> _Problem requirements_
Search the listing below for "ograniczeń". Copy each matching line.

> _Records for this task_
----
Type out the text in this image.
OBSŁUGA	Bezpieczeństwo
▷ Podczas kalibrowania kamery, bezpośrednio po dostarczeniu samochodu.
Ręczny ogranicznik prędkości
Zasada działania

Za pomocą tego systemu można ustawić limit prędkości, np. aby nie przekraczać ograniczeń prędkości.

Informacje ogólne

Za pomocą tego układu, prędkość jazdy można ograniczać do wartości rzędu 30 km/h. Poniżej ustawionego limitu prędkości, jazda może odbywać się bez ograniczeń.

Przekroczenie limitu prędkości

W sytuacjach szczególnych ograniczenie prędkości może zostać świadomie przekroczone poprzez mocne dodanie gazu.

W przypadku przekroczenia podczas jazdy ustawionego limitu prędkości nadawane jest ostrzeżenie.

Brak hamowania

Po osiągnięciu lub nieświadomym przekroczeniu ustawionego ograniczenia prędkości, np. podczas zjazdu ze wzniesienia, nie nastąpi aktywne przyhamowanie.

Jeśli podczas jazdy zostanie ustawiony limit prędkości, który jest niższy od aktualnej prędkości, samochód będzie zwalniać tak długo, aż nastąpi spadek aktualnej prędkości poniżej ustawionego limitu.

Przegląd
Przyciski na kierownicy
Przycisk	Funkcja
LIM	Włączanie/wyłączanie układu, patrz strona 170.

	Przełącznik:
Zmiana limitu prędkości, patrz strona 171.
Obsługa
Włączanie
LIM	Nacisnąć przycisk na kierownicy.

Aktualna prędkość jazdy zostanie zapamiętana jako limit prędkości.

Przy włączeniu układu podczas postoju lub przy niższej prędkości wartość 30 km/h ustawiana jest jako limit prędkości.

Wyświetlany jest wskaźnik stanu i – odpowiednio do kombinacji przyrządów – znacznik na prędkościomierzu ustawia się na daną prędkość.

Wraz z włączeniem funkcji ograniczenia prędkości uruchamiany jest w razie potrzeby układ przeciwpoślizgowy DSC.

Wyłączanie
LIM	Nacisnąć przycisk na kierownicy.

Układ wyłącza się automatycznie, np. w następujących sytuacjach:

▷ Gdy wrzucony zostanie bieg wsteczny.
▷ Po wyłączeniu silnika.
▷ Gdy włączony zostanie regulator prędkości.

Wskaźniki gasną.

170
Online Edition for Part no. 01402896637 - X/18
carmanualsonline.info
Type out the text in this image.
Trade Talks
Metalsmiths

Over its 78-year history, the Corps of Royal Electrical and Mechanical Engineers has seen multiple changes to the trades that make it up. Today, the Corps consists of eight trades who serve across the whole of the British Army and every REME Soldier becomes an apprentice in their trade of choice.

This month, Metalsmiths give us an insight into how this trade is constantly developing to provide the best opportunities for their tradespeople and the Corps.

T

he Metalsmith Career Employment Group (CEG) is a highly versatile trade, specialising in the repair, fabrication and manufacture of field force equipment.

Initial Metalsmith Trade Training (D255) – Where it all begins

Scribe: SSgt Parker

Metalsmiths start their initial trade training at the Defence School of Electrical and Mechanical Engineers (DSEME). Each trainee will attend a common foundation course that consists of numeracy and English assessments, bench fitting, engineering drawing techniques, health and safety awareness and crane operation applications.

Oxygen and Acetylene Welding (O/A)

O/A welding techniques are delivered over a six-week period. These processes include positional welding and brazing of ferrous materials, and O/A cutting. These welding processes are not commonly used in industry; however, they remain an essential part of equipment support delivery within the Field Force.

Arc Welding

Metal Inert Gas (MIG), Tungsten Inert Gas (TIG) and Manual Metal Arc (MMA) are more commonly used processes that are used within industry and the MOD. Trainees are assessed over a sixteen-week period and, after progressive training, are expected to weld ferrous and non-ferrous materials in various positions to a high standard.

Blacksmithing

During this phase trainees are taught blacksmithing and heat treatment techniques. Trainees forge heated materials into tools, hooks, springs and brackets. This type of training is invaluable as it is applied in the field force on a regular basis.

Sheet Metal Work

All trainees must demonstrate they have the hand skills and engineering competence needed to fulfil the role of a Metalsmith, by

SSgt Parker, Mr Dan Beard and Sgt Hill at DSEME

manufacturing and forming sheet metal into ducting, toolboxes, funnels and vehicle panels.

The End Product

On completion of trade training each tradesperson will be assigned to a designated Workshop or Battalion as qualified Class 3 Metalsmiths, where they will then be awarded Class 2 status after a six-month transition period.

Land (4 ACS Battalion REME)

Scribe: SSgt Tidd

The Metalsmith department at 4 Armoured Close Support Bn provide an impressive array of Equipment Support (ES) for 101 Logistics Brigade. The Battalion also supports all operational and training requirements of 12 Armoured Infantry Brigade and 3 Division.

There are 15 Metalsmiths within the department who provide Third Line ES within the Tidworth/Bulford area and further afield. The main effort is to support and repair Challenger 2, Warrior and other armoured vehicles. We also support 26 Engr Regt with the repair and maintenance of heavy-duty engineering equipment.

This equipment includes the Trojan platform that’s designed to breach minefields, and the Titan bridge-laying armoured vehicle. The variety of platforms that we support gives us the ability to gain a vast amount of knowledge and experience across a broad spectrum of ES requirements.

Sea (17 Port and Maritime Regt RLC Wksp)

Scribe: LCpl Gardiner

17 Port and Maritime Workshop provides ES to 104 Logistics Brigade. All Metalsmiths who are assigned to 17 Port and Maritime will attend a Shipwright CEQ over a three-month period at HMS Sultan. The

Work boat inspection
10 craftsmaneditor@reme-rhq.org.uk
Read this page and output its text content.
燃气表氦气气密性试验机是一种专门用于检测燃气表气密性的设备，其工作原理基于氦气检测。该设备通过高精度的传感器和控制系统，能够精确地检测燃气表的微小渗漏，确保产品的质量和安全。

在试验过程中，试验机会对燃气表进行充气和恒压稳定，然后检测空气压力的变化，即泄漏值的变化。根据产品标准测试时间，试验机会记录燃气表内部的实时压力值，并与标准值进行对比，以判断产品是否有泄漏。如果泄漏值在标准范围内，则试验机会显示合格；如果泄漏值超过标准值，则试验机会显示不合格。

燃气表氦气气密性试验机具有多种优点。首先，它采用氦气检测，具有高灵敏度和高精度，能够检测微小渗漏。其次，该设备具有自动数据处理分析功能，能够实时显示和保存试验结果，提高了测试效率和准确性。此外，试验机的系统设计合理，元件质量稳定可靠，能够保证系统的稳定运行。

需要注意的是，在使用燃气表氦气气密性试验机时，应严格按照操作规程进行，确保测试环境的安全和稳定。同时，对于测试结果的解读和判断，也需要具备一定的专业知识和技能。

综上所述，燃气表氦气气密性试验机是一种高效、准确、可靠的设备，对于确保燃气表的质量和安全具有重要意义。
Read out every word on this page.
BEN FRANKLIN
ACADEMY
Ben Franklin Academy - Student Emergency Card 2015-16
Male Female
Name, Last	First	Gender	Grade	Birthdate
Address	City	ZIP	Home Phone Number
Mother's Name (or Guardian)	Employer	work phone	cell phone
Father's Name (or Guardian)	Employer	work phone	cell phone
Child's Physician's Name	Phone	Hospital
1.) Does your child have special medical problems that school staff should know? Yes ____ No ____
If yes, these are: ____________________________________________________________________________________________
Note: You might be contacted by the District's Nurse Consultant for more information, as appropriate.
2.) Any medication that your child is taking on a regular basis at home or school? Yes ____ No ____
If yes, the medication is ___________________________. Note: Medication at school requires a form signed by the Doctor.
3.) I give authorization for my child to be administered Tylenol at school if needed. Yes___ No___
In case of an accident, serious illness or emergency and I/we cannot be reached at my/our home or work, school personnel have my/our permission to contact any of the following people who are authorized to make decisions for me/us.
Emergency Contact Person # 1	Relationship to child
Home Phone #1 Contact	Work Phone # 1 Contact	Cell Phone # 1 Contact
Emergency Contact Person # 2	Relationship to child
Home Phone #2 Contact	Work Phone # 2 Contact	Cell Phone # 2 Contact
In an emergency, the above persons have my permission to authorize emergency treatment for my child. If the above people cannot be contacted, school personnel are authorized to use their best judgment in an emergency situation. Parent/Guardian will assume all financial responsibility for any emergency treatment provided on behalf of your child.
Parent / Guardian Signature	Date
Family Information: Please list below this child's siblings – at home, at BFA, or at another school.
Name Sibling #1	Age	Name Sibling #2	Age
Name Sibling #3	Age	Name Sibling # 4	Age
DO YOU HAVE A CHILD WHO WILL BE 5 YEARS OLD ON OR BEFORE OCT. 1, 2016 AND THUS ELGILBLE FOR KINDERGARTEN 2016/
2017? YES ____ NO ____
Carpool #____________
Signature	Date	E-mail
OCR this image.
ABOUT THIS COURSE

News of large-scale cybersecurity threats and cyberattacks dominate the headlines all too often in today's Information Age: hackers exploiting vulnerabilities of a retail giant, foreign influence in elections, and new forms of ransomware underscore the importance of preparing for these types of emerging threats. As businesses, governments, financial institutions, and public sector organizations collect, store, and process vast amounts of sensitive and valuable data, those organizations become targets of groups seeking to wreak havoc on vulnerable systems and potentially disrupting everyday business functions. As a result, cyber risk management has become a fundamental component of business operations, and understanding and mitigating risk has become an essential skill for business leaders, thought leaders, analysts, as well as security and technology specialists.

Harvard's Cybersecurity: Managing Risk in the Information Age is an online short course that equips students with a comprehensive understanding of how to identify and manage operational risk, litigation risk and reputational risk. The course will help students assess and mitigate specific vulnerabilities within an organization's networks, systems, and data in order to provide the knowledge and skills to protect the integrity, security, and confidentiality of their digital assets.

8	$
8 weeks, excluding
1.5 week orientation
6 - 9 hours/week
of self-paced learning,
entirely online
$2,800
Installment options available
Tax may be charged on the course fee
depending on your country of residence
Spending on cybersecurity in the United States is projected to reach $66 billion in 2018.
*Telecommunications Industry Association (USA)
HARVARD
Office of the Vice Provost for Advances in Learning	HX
----
> _Correct result_
Za pomocą tego systemu można ustawić limit prędkości, np. aby nie przekraczać ograniczeń prędkości.
Za pomocą tego układu, prędkość jazdy można ograniczać do wartości rzędu 30 km/h. Poniżej ustawionego limitu prędkości, jazda może odbywać się bez ograniczeń.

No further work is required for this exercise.